▶ **Provided records**
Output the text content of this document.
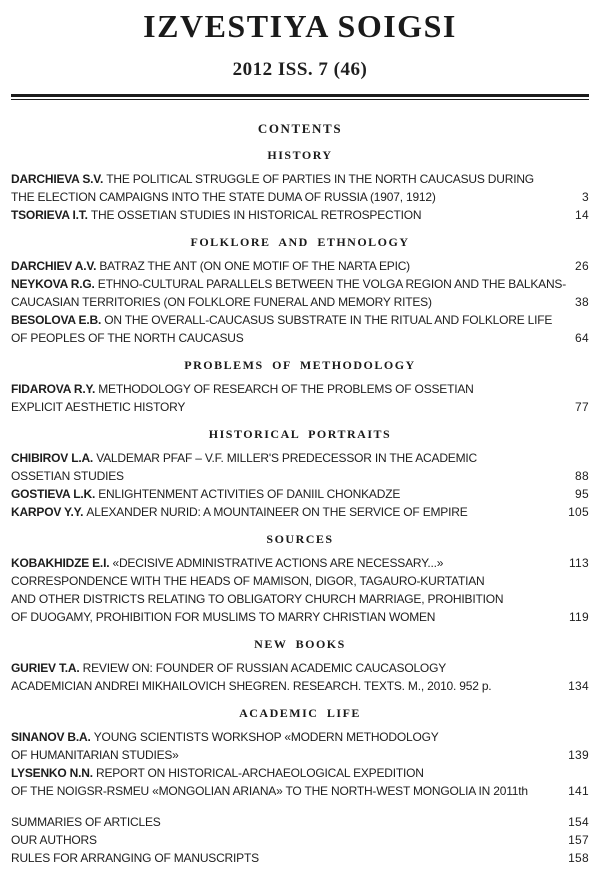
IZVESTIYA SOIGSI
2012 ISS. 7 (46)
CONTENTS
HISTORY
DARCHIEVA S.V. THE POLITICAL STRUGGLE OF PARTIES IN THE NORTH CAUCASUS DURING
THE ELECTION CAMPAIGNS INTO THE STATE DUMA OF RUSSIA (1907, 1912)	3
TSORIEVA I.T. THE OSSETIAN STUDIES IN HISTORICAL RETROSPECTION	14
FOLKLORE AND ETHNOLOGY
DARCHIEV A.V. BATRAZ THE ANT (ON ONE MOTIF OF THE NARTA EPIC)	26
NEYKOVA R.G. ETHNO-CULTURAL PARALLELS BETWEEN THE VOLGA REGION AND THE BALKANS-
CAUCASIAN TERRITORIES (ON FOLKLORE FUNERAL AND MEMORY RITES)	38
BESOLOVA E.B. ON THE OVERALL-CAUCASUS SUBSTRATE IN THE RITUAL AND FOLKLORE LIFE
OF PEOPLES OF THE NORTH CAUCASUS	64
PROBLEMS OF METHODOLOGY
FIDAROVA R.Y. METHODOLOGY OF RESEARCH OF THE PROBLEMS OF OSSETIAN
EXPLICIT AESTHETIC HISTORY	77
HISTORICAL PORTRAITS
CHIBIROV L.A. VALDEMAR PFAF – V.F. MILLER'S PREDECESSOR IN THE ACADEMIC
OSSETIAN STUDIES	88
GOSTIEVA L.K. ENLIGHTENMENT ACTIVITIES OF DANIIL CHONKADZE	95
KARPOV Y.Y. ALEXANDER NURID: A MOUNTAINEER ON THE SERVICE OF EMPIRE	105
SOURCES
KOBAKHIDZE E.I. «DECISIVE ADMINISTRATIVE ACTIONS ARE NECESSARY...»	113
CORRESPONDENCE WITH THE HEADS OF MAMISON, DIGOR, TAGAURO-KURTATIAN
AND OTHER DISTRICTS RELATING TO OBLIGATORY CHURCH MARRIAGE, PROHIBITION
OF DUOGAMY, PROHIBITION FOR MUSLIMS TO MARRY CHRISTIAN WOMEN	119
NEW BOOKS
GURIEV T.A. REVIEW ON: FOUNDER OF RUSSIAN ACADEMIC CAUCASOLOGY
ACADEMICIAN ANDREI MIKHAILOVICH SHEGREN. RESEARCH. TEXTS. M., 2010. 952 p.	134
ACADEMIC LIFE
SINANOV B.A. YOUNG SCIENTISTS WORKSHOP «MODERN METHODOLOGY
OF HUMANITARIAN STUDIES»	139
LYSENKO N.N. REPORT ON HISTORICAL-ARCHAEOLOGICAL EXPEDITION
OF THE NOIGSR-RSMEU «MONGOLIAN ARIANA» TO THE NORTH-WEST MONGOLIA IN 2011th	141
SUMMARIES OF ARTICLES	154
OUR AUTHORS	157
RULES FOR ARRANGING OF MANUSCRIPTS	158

==

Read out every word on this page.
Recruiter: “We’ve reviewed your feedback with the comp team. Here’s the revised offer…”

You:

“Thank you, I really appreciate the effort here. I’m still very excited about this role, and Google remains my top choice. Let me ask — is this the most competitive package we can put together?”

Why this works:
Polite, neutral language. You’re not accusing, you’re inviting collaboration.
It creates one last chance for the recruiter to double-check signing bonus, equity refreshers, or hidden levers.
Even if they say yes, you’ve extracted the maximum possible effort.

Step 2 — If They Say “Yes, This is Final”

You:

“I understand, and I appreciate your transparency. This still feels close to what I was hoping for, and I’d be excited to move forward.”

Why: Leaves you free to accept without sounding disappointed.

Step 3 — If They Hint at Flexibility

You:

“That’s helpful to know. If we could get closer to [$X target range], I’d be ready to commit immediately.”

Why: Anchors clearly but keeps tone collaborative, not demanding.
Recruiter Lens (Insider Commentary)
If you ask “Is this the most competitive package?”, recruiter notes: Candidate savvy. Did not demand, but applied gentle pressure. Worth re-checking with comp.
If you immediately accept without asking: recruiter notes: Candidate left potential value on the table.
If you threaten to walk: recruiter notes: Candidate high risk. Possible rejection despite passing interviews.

▶ **What is needed**
Give the count of lines holding the word "HISTORY", with no other words.

▶ **Worked answer**
2